## WHAT IS BEING ASKED:
Reproduce all of the material word for word.

::::::::

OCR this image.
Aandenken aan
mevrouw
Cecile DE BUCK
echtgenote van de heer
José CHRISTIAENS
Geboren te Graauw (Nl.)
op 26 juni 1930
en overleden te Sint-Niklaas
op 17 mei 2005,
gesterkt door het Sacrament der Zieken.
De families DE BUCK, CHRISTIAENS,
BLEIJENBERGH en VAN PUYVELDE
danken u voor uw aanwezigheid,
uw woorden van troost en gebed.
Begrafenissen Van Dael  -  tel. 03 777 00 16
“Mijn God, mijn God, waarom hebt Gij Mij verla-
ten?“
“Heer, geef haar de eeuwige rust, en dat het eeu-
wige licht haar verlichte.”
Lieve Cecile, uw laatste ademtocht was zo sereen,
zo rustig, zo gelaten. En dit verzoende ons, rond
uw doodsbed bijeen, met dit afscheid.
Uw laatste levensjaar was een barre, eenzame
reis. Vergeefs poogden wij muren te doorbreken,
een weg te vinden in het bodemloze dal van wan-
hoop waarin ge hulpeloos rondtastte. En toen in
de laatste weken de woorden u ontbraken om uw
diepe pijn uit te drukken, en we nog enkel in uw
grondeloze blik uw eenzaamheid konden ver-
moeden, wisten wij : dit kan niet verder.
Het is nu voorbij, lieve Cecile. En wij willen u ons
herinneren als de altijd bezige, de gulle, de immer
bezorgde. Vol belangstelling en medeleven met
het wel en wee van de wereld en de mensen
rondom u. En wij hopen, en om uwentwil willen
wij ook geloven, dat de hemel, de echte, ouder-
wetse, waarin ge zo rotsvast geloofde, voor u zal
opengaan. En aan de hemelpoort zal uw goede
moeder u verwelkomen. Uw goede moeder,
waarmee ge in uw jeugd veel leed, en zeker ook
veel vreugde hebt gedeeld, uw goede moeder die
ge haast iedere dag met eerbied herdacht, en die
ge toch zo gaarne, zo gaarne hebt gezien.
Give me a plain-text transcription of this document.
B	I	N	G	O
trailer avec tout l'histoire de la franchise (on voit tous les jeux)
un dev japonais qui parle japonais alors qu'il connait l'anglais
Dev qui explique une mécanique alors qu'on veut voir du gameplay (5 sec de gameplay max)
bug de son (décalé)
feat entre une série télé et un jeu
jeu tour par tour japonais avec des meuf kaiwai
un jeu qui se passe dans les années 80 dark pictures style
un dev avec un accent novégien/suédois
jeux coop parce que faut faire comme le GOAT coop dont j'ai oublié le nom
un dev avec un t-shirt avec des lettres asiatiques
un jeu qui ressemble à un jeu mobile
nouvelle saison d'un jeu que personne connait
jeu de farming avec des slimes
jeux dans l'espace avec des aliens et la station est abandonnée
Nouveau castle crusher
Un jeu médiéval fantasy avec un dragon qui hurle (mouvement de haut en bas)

::::::::

## FINAL ANSWER:
OCR this image.
Aandenken aan
mevrouw
Cecile DE BUCK
echtgenote van de heer
José CHRISTIAENS
Geboren te Graauw (Nl.)
op 26 juni 1930
en overleden te Sint-Niklaas
op 17 mei 2005,
gesterkt door het Sacrament der Zieken.
De families DE BUCK, CHRISTIAENS,
BLEIJENBERGH en VAN PUYVELDE
danken u voor uw aanwezigheid,
uw woorden van troost en gebed.
Begrafenissen Van Dael  -  tel. 03 777 00 16
“Mijn God, mijn God, waarom hebt Gij Mij verla-
ten?“
“Heer, geef haar de eeuwige rust, en dat het eeu-
wige licht haar verlichte.”
Lieve Cecile, uw laatste ademtocht was zo sereen,
zo rustig, zo gelaten. En dit verzoende ons, rond
uw doodsbed bijeen, met dit afscheid.
Uw laatste levensjaar was een barre, eenzame
reis. Vergeefs poogden wij muren te doorbreken,
een weg te vinden in het bodemloze dal van wan-
hoop waarin ge hulpeloos rondtastte. En toen in
de laatste weken de woorden u ontbraken om uw
diepe pijn uit te drukken, en we nog enkel in uw
grondeloze blik uw eenzaamheid konden ver-
moeden, wisten wij : dit kan niet verder.
Het is nu voorbij, lieve Cecile. En wij willen u ons
herinneren als de altijd bezige, de gulle, de immer
bezorgde. Vol belangstelling en medeleven met
het wel en wee van de wereld en de mensen
rondom u. En wij hopen, en om uwentwil willen
wij ook geloven, dat de hemel, de echte, ouder-
wetse, waarin ge zo rotsvast geloofde, voor u zal
opengaan. En aan de hemelpoort zal uw goede
moeder u verwelkomen. Uw goede moeder,
waarmee ge in uw jeugd veel leed, en zeker ook
veel vreugde hebt gedeeld, uw goede moeder die
ge haast iedere dag met eerbied herdacht, en die
ge toch zo gaarne, zo gaarne hebt gezien.
Give me a plain-text transcription of this document.
B	I	N	G	O
trailer avec tout l'histoire de la franchise (on voit tous les jeux)
un dev japonais qui parle japonais alors qu'il connait l'anglais
Dev qui explique une mécanique alors qu'on veut voir du gameplay (5 sec de gameplay max)
bug de son (décalé)
feat entre une série télé et un jeu
jeu tour par tour japonais avec des meuf kaiwai
un jeu qui se passe dans les années 80 dark pictures style
un dev avec un accent novégien/suédois
jeux coop parce que faut faire comme le GOAT coop dont j'ai oublié le nom
un dev avec un t-shirt avec des lettres asiatiques
un jeu qui ressemble à un jeu mobile
nouvelle saison d'un jeu que personne connait
jeu de farming avec des slimes
jeux dans l'espace avec des aliens et la station est abandonnée
Nouveau castle crusher
Un jeu médiéval fantasy avec un dragon qui hurle (mouvement de haut en bas)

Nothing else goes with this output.